RECORDS TO USE:

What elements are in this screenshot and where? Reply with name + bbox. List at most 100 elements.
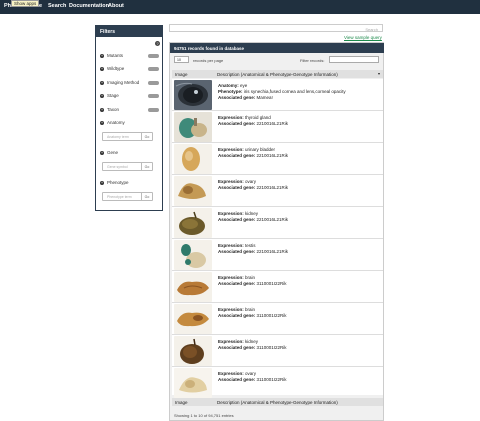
table-row[interactable]: Expression: ovary Associated gene: 31100… xyxy=(172,367,383,399)
results-rows: Anatomy: eye Phenotype: iris synechia,fu… xyxy=(172,79,383,399)
nav-search[interactable]: Search xyxy=(48,3,66,9)
filter-label: Gene xyxy=(107,150,119,155)
thyroid-thumbnail[interactable] xyxy=(174,112,212,142)
anatomy-go-button[interactable]: Go xyxy=(141,133,152,141)
key-label: Associated gene: xyxy=(218,185,256,190)
brain-thumbnail[interactable] xyxy=(174,304,212,334)
column-image[interactable]: Image xyxy=(175,72,188,77)
phenotype-placeholder: Phenotype term xyxy=(107,195,132,199)
table-row[interactable]: Expression: thyroid gland Associated gen… xyxy=(172,111,383,143)
nav-documentation[interactable]: Documentation xyxy=(69,3,109,9)
filter-anatomy[interactable]: + Anatomy xyxy=(100,120,162,128)
plus-icon[interactable]: + xyxy=(100,121,104,125)
key-label: Expression: xyxy=(218,115,244,120)
bladder-thumbnail[interactable] xyxy=(174,144,212,174)
anatomy-search-input[interactable]: Anatomy term Go xyxy=(102,132,153,141)
table-row[interactable]: Anatomy: eye Phenotype: iris synechia,fu… xyxy=(172,79,383,111)
results-panel: 94751 records found in database 10 recor… xyxy=(169,42,384,421)
table-row[interactable]: Expression: ovary Associated gene: 22100… xyxy=(172,175,383,207)
eye-thumbnail[interactable] xyxy=(174,80,212,110)
row-description: Expression: brain Associated gene: 31100… xyxy=(218,275,286,287)
value-text: 2210016L21Rik xyxy=(256,185,289,190)
footer-column-description: Description (Anatomical & Phenotype-Geno… xyxy=(217,399,338,405)
key-label: Expression: xyxy=(218,147,244,152)
view-sample-query-link[interactable]: View sample query xyxy=(344,35,382,40)
value-text: urinary bladder xyxy=(245,147,276,152)
table-row[interactable]: Expression: testis Associated gene: 2210… xyxy=(172,239,383,271)
nav-about[interactable]: About xyxy=(108,3,124,9)
key-label: Anatomy: xyxy=(218,83,239,88)
anatomy-placeholder: Anatomy term xyxy=(107,135,129,139)
filter-taxon[interactable]: + Taxon xyxy=(100,107,162,115)
phenotype-go-button[interactable]: Go xyxy=(141,193,152,201)
filter-label: Phenotype xyxy=(107,180,129,185)
value-text: kidney xyxy=(245,211,259,216)
plus-icon[interactable]: + xyxy=(100,108,104,112)
help-icon[interactable]: ? xyxy=(155,41,160,46)
sort-icon[interactable]: ▾ xyxy=(378,71,380,76)
filter-records-label: Filter records: xyxy=(300,57,325,63)
filters-panel: Filters ? + Mutants + Wildtype + Imaging… xyxy=(95,25,163,211)
row-description: Expression: brain Associated gene: 31100… xyxy=(218,307,286,319)
key-label: Associated gene: xyxy=(218,281,256,286)
column-description[interactable]: Description (Anatomical & Phenotype-Geno… xyxy=(217,72,338,77)
value-text: ovary xyxy=(245,371,257,376)
gene-search-input[interactable]: Gene symbol Go xyxy=(102,162,153,171)
filter-stage[interactable]: + Stage xyxy=(100,93,162,101)
key-label: Associated gene: xyxy=(218,95,256,100)
per-page-select[interactable]: 10 xyxy=(174,56,189,63)
table-controls: 10 records per page Filter records: xyxy=(174,56,384,66)
row-description: Expression: ovary Associated gene: 22100… xyxy=(218,179,288,191)
table-row[interactable]: Expression: urinary bladder Associated g… xyxy=(172,143,383,175)
value-text: 3110001I22Rik xyxy=(256,345,287,350)
value-text: 3110001I22Rik xyxy=(256,313,287,318)
search-placeholder: Search xyxy=(365,26,378,32)
entries-info: Showing 1 to 10 of 94,751 entries xyxy=(174,413,234,418)
key-label: Associated gene: xyxy=(218,217,256,222)
value-text: 2210016L21Rik xyxy=(256,249,289,254)
gene-go-button[interactable]: Go xyxy=(141,163,152,171)
table-row[interactable]: Expression: brain Associated gene: 31100… xyxy=(172,271,383,303)
row-description: Anatomy: eye Phenotype: iris synechia,fu… xyxy=(218,83,346,101)
value-text: thyroid gland xyxy=(245,115,271,120)
value-text: Mamea! xyxy=(256,95,273,100)
value-text: eye xyxy=(240,83,248,88)
key-label: Expression: xyxy=(218,211,244,216)
kidney-thumbnail[interactable] xyxy=(174,336,212,366)
table-header: Image Description (Anatomical & Phenotyp… xyxy=(172,70,383,78)
filter-records-input[interactable] xyxy=(329,56,379,63)
nav-phenoimage-suffix[interactable]: e xyxy=(39,3,42,9)
ovary-thumbnail[interactable] xyxy=(174,176,212,206)
filter-label: Imaging Method xyxy=(107,80,140,85)
plus-icon[interactable]: + xyxy=(100,151,104,155)
table-row[interactable]: Expression: brain Associated gene: 31100… xyxy=(172,303,383,335)
plus-icon[interactable]: + xyxy=(100,67,104,71)
testis-thumbnail[interactable] xyxy=(174,240,212,270)
per-page-value: 10 xyxy=(177,58,181,62)
value-text: 3110001I22Rik xyxy=(256,377,287,382)
plus-icon[interactable]: + xyxy=(100,181,104,185)
table-row[interactable]: Expression: kidney Associated gene: 3110… xyxy=(172,335,383,367)
kidney-thumbnail[interactable] xyxy=(174,208,212,238)
tooltip: Show apps xyxy=(11,0,40,7)
row-description: Expression: testis Associated gene: 2210… xyxy=(218,243,288,255)
filter-mutants[interactable]: + Mutants xyxy=(100,53,162,61)
brain-thumbnail[interactable] xyxy=(174,272,212,302)
count-badge xyxy=(148,81,159,85)
value-text: testis xyxy=(245,243,256,248)
ovary-thumbnail[interactable] xyxy=(174,368,212,398)
filter-gene[interactable]: + Gene xyxy=(100,150,162,158)
filter-phenotype[interactable]: + Phenotype xyxy=(100,180,162,188)
filter-imaging-method[interactable]: + Imaging Method xyxy=(100,80,162,88)
main-search-input[interactable]: Search xyxy=(169,24,383,32)
table-row[interactable]: Expression: kidney Associated gene: 2210… xyxy=(172,207,383,239)
phenotype-search-input[interactable]: Phenotype term Go xyxy=(102,192,153,201)
plus-icon[interactable]: + xyxy=(100,94,104,98)
filter-wildtype[interactable]: + Wildtype xyxy=(100,66,162,74)
key-label: Associated gene: xyxy=(218,249,256,254)
plus-icon[interactable]: + xyxy=(100,81,104,85)
value-text: kidney xyxy=(245,339,259,344)
plus-icon[interactable]: + xyxy=(100,54,104,58)
footer-column-image: Image xyxy=(175,399,188,405)
key-label: Associated gene: xyxy=(218,153,256,158)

EXERCISE: All lines in the records above that contain "iris" are to be reported.

YOUR SOLUTION:
results-rows: Anatomy: eye Phenotype: iris synechia,fu… xyxy=(172,79,383,399)
table-row[interactable]: Anatomy: eye Phenotype: iris synechia,fu… xyxy=(172,79,383,111)
row-description: Anatomy: eye Phenotype: iris synechia,fu… xyxy=(218,83,346,101)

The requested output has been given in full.